(Collected data entries)
——
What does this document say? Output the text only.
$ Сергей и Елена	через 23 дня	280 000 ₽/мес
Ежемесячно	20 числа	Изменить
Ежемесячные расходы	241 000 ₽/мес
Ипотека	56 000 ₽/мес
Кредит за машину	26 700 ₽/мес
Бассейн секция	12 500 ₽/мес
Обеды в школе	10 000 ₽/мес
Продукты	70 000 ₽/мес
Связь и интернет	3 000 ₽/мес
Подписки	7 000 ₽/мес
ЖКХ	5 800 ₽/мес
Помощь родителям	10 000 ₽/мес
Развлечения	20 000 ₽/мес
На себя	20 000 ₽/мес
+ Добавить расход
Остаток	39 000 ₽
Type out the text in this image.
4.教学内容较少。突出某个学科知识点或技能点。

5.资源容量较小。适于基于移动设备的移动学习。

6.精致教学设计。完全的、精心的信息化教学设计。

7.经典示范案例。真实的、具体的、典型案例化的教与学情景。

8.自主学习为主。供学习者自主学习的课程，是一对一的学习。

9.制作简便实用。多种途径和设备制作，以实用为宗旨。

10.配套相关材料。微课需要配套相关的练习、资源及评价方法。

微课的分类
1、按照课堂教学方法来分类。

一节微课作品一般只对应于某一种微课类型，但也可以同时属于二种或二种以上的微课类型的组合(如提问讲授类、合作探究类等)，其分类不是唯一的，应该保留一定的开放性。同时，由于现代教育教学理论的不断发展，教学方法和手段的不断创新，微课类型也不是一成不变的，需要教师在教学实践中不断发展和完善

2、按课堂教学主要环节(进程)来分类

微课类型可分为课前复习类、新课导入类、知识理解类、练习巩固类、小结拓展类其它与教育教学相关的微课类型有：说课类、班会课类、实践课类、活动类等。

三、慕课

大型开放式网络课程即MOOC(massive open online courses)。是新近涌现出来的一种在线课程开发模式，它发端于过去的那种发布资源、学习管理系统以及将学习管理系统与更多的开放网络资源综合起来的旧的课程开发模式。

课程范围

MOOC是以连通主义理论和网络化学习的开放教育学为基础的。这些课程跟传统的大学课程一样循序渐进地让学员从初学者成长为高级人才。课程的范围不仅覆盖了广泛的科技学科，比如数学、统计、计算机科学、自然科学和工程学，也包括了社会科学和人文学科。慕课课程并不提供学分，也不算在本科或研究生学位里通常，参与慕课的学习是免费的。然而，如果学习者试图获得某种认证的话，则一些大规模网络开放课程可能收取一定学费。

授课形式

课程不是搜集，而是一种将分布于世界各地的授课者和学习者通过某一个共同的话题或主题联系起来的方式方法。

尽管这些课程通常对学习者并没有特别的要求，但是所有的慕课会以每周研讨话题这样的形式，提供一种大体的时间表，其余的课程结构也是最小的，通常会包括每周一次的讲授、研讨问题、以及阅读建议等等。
——
* _Task statement_
Copy the material above verbatim.

* _Solution for this task_
What does this document say? Output the text only.
$ Сергей и Елена	через 23 дня	280 000 ₽/мес
Ежемесячно	20 числа	Изменить
Ежемесячные расходы	241 000 ₽/мес
Ипотека	56 000 ₽/мес
Кредит за машину	26 700 ₽/мес
Бассейн секция	12 500 ₽/мес
Обеды в школе	10 000 ₽/мес
Продукты	70 000 ₽/мес
Связь и интернет	3 000 ₽/мес
Подписки	7 000 ₽/мес
ЖКХ	5 800 ₽/мес
Помощь родителям	10 000 ₽/мес
Развлечения	20 000 ₽/мес
На себя	20 000 ₽/мес
+ Добавить расход
Остаток	39 000 ₽
Type out the text in this image.
4.教学内容较少。突出某个学科知识点或技能点。

5.资源容量较小。适于基于移动设备的移动学习。

6.精致教学设计。完全的、精心的信息化教学设计。

7.经典示范案例。真实的、具体的、典型案例化的教与学情景。

8.自主学习为主。供学习者自主学习的课程，是一对一的学习。

9.制作简便实用。多种途径和设备制作，以实用为宗旨。

10.配套相关材料。微课需要配套相关的练习、资源及评价方法。

微课的分类
1、按照课堂教学方法来分类。

一节微课作品一般只对应于某一种微课类型，但也可以同时属于二种或二种以上的微课类型的组合(如提问讲授类、合作探究类等)，其分类不是唯一的，应该保留一定的开放性。同时，由于现代教育教学理论的不断发展，教学方法和手段的不断创新，微课类型也不是一成不变的，需要教师在教学实践中不断发展和完善

2、按课堂教学主要环节(进程)来分类

微课类型可分为课前复习类、新课导入类、知识理解类、练习巩固类、小结拓展类其它与教育教学相关的微课类型有：说课类、班会课类、实践课类、活动类等。

三、慕课

大型开放式网络课程即MOOC(massive open online courses)。是新近涌现出来的一种在线课程开发模式，它发端于过去的那种发布资源、学习管理系统以及将学习管理系统与更多的开放网络资源综合起来的旧的课程开发模式。

课程范围

MOOC是以连通主义理论和网络化学习的开放教育学为基础的。这些课程跟传统的大学课程一样循序渐进地让学员从初学者成长为高级人才。课程的范围不仅覆盖了广泛的科技学科，比如数学、统计、计算机科学、自然科学和工程学，也包括了社会科学和人文学科。慕课课程并不提供学分，也不算在本科或研究生学位里通常，参与慕课的学习是免费的。然而，如果学习者试图获得某种认证的话，则一些大规模网络开放课程可能收取一定学费。

授课形式

课程不是搜集，而是一种将分布于世界各地的授课者和学习者通过某一个共同的话题或主题联系起来的方式方法。

尽管这些课程通常对学习者并没有特别的要求，但是所有的慕课会以每周研讨话题这样的形式，提供一种大体的时间表，其余的课程结构也是最小的，通常会包括每周一次的讲授、研讨问题、以及阅读建议等等。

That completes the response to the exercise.